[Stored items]
------------------------
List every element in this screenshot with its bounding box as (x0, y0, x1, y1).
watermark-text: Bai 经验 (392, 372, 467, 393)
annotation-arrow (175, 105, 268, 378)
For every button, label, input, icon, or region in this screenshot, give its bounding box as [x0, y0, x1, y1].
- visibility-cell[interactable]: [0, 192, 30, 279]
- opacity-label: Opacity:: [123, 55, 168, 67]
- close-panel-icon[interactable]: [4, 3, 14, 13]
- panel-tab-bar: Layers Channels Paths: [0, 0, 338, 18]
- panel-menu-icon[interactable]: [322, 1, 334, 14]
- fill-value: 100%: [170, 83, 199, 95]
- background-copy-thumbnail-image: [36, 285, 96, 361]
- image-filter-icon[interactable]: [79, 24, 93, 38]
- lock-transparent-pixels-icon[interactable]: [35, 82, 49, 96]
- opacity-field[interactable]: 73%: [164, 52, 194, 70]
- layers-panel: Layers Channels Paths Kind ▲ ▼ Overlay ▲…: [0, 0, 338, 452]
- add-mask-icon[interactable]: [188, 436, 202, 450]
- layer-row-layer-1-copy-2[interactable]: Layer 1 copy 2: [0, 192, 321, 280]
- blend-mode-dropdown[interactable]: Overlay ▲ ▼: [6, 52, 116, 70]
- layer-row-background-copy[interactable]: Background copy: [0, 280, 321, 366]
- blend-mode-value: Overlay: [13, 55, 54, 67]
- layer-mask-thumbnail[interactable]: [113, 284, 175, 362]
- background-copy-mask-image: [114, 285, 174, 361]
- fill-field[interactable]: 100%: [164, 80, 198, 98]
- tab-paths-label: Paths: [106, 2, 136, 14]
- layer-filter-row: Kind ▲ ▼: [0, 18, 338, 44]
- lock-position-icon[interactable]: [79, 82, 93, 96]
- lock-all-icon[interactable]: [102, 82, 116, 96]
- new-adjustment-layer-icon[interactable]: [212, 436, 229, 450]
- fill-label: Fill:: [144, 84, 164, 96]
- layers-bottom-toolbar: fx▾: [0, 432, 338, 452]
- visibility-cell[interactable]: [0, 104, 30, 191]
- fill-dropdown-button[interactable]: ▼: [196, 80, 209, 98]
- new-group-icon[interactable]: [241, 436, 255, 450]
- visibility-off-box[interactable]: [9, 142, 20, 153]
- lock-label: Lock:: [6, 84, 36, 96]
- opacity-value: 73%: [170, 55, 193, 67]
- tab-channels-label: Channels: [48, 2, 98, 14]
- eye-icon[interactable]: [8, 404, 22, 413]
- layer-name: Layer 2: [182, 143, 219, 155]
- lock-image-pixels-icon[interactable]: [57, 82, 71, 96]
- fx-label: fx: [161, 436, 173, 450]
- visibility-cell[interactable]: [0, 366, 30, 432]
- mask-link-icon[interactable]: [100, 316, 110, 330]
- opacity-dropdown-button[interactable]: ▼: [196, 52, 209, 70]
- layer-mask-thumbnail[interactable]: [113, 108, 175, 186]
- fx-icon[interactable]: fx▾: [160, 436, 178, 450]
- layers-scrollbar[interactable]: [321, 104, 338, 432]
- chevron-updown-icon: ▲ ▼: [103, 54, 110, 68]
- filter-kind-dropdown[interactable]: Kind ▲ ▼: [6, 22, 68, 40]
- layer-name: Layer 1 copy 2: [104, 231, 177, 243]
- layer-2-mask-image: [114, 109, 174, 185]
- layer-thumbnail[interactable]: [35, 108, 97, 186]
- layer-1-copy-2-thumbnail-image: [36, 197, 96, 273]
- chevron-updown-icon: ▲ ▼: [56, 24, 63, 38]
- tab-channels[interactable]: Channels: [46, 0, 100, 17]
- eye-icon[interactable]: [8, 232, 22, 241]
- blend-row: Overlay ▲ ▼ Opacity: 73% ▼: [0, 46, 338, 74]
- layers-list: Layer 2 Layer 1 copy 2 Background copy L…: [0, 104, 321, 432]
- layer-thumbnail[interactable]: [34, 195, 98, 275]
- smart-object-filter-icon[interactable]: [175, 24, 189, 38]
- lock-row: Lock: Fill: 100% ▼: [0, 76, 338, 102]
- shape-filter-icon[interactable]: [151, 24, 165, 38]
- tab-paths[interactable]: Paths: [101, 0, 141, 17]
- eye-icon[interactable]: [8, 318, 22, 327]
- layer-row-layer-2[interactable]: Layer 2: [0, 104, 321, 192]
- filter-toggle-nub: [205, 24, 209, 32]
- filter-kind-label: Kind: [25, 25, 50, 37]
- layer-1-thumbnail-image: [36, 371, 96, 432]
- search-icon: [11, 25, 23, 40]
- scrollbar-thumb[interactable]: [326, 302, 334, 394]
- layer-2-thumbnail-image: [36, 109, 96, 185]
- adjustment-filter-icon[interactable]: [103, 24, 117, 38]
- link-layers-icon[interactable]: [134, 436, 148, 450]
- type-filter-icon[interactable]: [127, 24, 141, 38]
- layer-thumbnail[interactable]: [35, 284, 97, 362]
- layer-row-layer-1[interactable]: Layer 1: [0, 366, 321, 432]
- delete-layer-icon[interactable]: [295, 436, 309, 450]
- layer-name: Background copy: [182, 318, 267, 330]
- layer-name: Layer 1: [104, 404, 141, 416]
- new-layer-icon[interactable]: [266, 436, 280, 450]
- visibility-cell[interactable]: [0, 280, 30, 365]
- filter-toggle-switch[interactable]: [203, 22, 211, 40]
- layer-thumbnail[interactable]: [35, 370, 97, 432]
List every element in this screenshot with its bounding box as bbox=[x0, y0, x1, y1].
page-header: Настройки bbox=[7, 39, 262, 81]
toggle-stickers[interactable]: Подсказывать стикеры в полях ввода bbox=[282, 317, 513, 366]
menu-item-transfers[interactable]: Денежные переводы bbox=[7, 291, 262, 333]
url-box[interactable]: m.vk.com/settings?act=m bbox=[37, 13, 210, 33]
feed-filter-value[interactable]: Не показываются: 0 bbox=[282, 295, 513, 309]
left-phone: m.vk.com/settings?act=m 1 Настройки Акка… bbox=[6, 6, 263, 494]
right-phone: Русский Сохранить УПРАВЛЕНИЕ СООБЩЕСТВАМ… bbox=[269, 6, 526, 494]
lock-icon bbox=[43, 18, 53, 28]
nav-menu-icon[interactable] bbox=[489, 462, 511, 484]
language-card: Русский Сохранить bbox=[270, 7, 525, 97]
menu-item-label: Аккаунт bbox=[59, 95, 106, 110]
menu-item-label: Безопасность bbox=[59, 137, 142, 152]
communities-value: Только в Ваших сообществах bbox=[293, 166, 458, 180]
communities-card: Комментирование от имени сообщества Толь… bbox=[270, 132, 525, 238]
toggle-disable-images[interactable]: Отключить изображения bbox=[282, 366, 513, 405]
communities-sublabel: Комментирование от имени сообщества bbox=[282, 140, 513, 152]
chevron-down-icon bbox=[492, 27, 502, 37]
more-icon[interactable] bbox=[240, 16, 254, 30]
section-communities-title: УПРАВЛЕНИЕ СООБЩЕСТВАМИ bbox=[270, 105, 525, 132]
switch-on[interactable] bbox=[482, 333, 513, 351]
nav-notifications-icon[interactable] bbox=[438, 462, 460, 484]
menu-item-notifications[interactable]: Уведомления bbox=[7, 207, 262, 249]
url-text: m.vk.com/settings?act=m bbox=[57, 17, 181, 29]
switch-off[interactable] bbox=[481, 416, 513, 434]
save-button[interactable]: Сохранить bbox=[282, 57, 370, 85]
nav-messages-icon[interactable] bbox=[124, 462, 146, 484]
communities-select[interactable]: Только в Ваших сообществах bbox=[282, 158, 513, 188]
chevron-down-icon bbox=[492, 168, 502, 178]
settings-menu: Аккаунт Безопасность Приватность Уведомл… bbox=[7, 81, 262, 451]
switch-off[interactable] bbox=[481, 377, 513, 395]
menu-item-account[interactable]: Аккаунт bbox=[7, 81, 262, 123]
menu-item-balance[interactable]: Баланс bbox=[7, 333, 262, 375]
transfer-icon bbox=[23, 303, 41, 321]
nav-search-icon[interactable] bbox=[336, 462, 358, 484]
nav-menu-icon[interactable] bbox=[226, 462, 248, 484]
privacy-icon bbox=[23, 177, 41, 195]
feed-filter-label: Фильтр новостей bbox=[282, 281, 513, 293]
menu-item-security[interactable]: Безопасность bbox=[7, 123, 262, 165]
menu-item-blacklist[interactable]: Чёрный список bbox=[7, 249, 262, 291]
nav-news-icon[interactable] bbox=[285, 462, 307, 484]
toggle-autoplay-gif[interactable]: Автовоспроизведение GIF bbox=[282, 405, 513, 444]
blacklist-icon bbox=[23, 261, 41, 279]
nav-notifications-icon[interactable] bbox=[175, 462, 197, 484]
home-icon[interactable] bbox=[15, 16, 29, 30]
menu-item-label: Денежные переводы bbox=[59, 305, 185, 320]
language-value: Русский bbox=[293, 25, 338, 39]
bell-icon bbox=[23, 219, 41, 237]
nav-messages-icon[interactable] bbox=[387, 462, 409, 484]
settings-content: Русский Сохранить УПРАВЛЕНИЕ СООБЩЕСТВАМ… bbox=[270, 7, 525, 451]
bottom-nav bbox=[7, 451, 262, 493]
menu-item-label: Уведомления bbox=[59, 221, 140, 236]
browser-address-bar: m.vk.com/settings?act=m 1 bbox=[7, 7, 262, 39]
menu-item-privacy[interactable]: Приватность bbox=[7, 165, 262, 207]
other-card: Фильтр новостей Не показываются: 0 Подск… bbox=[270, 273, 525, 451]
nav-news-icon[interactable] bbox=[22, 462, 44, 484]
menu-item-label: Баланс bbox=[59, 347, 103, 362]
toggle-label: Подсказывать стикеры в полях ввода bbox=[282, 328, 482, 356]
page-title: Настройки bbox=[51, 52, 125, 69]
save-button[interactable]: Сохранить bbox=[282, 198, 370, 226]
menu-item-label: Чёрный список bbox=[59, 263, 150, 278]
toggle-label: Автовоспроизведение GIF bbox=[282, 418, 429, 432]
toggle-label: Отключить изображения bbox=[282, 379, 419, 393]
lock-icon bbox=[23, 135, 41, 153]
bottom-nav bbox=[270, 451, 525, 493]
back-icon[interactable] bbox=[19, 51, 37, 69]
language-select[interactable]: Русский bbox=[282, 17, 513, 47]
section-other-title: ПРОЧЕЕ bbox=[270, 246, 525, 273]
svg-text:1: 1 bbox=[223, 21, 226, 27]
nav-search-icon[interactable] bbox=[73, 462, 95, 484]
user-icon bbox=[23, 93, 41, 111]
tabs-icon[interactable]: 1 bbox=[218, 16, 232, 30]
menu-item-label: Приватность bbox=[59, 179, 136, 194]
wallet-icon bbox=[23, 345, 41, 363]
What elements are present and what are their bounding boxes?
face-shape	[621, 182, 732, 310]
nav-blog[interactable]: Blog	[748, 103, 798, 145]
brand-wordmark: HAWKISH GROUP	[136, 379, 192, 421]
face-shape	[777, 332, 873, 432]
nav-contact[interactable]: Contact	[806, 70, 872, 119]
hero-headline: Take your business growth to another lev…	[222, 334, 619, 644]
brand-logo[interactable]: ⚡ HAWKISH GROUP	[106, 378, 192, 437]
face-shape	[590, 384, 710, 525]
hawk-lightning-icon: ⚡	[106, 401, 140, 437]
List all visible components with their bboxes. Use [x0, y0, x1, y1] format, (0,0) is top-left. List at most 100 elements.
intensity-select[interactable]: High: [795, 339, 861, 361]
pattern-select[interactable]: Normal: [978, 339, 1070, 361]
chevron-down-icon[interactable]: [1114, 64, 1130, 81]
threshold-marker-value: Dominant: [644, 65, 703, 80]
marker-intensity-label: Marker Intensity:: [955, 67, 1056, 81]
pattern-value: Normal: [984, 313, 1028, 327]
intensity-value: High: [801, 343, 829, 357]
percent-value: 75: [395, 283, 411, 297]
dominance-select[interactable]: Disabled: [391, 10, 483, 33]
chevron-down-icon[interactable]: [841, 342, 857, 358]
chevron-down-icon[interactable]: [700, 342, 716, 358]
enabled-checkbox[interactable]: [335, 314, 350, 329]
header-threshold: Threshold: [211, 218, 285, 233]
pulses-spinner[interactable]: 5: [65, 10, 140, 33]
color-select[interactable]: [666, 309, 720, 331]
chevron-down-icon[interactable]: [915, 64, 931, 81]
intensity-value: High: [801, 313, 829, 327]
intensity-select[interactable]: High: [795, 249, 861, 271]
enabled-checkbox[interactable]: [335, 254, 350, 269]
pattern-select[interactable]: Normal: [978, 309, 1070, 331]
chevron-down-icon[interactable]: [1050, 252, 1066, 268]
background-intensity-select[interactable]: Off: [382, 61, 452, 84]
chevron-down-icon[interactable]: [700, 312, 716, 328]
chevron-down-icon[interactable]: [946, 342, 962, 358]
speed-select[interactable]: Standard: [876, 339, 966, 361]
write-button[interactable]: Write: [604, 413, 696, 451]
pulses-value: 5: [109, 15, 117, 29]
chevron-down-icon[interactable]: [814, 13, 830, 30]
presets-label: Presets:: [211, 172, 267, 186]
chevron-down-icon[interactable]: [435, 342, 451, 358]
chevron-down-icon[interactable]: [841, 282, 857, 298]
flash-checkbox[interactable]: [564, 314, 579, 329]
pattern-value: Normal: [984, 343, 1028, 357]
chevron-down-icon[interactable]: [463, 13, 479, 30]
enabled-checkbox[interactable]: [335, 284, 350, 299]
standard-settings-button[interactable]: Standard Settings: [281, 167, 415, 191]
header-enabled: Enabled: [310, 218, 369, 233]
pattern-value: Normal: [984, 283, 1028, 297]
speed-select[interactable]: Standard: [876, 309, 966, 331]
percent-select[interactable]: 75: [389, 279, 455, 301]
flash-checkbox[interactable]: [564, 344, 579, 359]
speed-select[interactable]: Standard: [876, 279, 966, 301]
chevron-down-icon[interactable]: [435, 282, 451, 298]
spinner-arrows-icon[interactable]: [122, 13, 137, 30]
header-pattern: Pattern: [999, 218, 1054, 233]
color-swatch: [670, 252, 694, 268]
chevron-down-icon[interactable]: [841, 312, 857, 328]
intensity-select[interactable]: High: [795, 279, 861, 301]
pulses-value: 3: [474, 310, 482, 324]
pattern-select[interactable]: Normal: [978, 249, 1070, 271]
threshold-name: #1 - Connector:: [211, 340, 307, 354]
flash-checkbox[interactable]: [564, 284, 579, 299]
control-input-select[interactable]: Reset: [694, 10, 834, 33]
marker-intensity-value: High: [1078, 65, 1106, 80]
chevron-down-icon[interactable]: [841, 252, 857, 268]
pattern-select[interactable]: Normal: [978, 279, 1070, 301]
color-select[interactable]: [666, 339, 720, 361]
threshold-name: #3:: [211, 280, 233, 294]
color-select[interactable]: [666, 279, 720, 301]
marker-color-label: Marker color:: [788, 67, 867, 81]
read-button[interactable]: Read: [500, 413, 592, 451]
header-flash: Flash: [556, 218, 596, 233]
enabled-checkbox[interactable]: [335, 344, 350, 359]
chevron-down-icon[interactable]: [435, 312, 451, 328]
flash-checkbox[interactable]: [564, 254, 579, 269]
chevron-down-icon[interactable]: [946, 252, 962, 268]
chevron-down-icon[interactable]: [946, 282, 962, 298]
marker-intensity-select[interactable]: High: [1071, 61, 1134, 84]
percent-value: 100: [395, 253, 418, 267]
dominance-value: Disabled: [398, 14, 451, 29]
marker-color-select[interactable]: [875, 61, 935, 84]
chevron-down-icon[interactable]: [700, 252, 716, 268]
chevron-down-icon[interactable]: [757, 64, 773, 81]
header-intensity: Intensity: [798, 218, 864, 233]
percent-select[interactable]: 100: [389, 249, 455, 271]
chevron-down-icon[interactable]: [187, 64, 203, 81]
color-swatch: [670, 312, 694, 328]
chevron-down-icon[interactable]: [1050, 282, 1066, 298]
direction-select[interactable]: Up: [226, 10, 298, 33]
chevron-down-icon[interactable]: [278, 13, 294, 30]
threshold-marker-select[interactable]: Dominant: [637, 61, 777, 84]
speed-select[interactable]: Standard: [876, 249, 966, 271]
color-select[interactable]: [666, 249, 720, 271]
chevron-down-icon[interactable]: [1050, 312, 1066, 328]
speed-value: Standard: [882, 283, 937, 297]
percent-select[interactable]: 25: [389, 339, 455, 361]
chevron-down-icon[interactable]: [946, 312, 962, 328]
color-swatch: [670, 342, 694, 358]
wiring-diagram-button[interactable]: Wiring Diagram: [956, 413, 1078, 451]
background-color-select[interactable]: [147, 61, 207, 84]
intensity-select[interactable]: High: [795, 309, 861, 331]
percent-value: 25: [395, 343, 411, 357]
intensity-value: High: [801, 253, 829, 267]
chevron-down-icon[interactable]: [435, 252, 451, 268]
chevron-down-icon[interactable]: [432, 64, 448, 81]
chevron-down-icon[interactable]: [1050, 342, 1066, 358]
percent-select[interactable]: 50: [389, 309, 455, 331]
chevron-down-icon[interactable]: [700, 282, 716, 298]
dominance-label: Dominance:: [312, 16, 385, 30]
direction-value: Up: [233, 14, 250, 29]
------------------------
# Required task:
Recast the listing above, starting at its first line and ending at the line that contains "- add-mask-icon[interactable]: [188, 436, 202, 450]", as a JSON list of strings with one string per line and blank lines omitted.

# Finished exercise:
[
  "List every element in this screenshot with its bounding box as (x0, y0, x1, y1).",
  "watermark-text: Bai 经验 (392, 372, 467, 393)",
  "annotation-arrow (175, 105, 268, 378)",
  "For every button, label, input, icon, or region in this screenshot, give its bounding box as [x0, y0, x1, y1].",
  "- visibility-cell[interactable]: [0, 192, 30, 279]",
  "- opacity-label: Opacity:: [123, 55, 168, 67]",
  "- close-panel-icon[interactable]: [4, 3, 14, 13]",
  "- panel-tab-bar: Layers Channels Paths: [0, 0, 338, 18]",
  "- panel-menu-icon[interactable]: [322, 1, 334, 14]",
  "- fill-value: 100%: [170, 83, 199, 95]",
  "- background-copy-thumbnail-image: [36, 285, 96, 361]",
  "- image-filter-icon[interactable]: [79, 24, 93, 38]",
  "- lock-transparent-pixels-icon[interactable]: [35, 82, 49, 96]",
  "- opacity-field[interactable]: 73%: [164, 52, 194, 70]",
  "- layers-panel: Layers Channels Paths Kind ▲ ▼ Overlay ▲…: [0, 0, 338, 452]",
  "- add-mask-icon[interactable]: [188, 436, 202, 450]"
]